▸ **Exercise inputs**
-- START --

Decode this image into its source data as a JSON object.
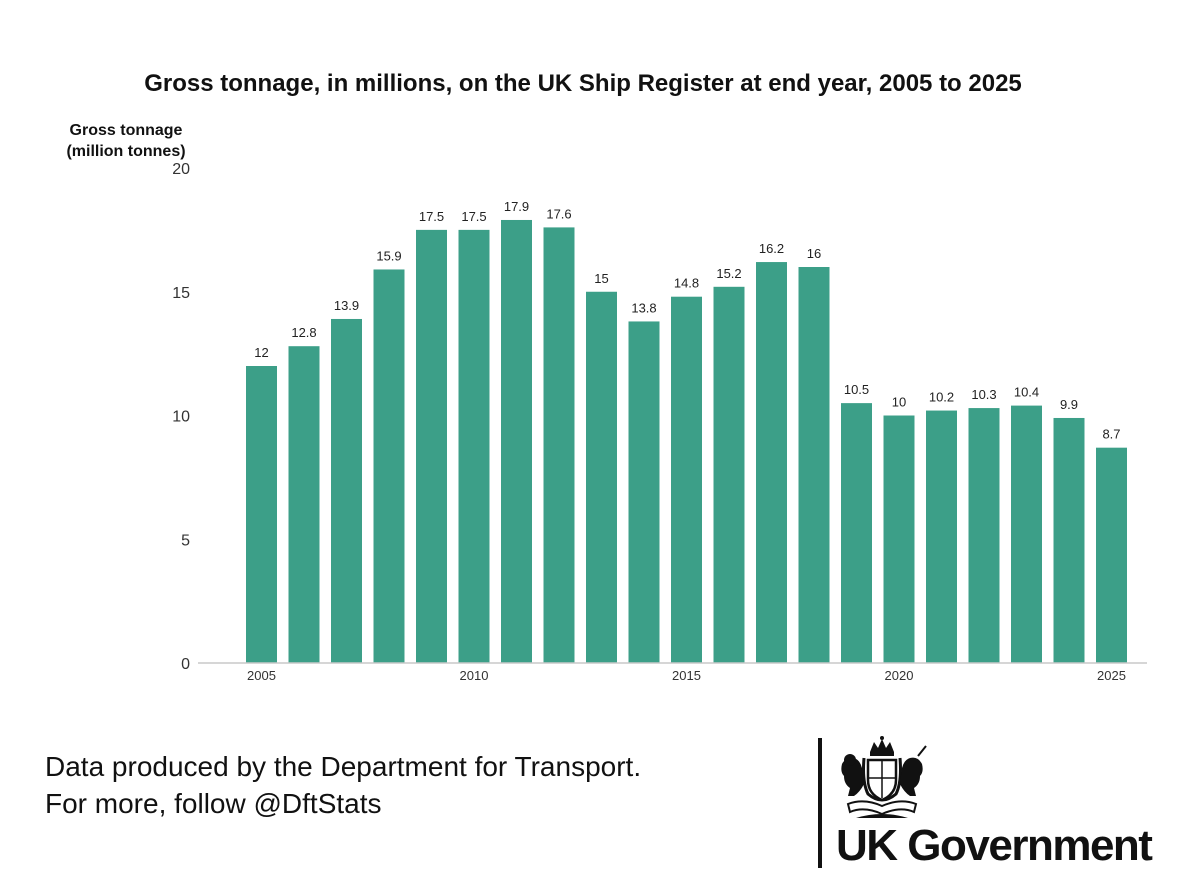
{
  "chart_data": {
    "type": "bar",
    "title": "Gross tonnage, in millions, on the UK Ship Register at end year, 2005 to 2025",
    "ylabel": [
      "Gross tonnage",
      "(million tonnes)"
    ],
    "xlabel": "",
    "ylim": [
      0,
      20
    ],
    "y_ticks": [
      "0",
      "5",
      "10",
      "15",
      "20"
    ],
    "x_tick_labels": [
      "2005",
      "2010",
      "2015",
      "2020",
      "2025"
    ],
    "categories": [
      "2005",
      "2006",
      "2007",
      "2008",
      "2009",
      "2010",
      "2011",
      "2012",
      "2013",
      "2014",
      "2015",
      "2016",
      "2017",
      "2018",
      "2019",
      "2020",
      "2021",
      "2022",
      "2023",
      "2024",
      "2025"
    ],
    "values": [
      12,
      12.8,
      13.9,
      15.9,
      17.5,
      17.5,
      17.9,
      17.6,
      15,
      13.8,
      14.8,
      15.2,
      16.2,
      16,
      10.5,
      10,
      10.2,
      10.3,
      10.4,
      9.9,
      8.7
    ],
    "data_labels": [
      "12",
      "12.8",
      "13.9",
      "15.9",
      "17.5",
      "17.5",
      "17.9",
      "17.6",
      "15",
      "13.8",
      "14.8",
      "15.2",
      "16.2",
      "16",
      "10.5",
      "10",
      "10.2",
      "10.3",
      "10.4",
      "9.9",
      "8.7"
    ],
    "grid": false,
    "legend": "none",
    "bar_color": "#3c9f88"
  },
  "footer": {
    "line1": "Data produced by the Department for Transport.",
    "line2": "For more, follow @DftStats"
  },
  "branding": {
    "crest_icon": "royal-coat-of-arms-icon",
    "name": "UK Government"
  }
}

-- END --

▸ **What is asked**
Output the lines above in full and exactly as given, omitting any pictures.

▸ **Reply**
Decode this image into its source data as a JSON object.
{
  "chart_data": {
    "type": "bar",
    "title": "Gross tonnage, in millions, on the UK Ship Register at end year, 2005 to 2025",
    "ylabel": [
      "Gross tonnage",
      "(million tonnes)"
    ],
    "xlabel": "",
    "ylim": [
      0,
      20
    ],
    "y_ticks": [
      "0",
      "5",
      "10",
      "15",
      "20"
    ],
    "x_tick_labels": [
      "2005",
      "2010",
      "2015",
      "2020",
      "2025"
    ],
    "categories": [
      "2005",
      "2006",
      "2007",
      "2008",
      "2009",
      "2010",
      "2011",
      "2012",
      "2013",
      "2014",
      "2015",
      "2016",
      "2017",
      "2018",
      "2019",
      "2020",
      "2021",
      "2022",
      "2023",
      "2024",
      "2025"
    ],
    "values": [
      12,
      12.8,
      13.9,
      15.9,
      17.5,
      17.5,
      17.9,
      17.6,
      15,
      13.8,
      14.8,
      15.2,
      16.2,
      16,
      10.5,
      10,
      10.2,
      10.3,
      10.4,
      9.9,
      8.7
    ],
    "data_labels": [
      "12",
      "12.8",
      "13.9",
      "15.9",
      "17.5",
      "17.5",
      "17.9",
      "17.6",
      "15",
      "13.8",
      "14.8",
      "15.2",
      "16.2",
      "16",
      "10.5",
      "10",
      "10.2",
      "10.3",
      "10.4",
      "9.9",
      "8.7"
    ],
    "grid": false,
    "legend": "none",
    "bar_color": "#3c9f88"
  },
  "footer": {
    "line1": "Data produced by the Department for Transport.",
    "line2": "For more, follow @DftStats"
  },
  "branding": {
    "crest_icon": "royal-coat-of-arms-icon",
    "name": "UK Government"
  }
}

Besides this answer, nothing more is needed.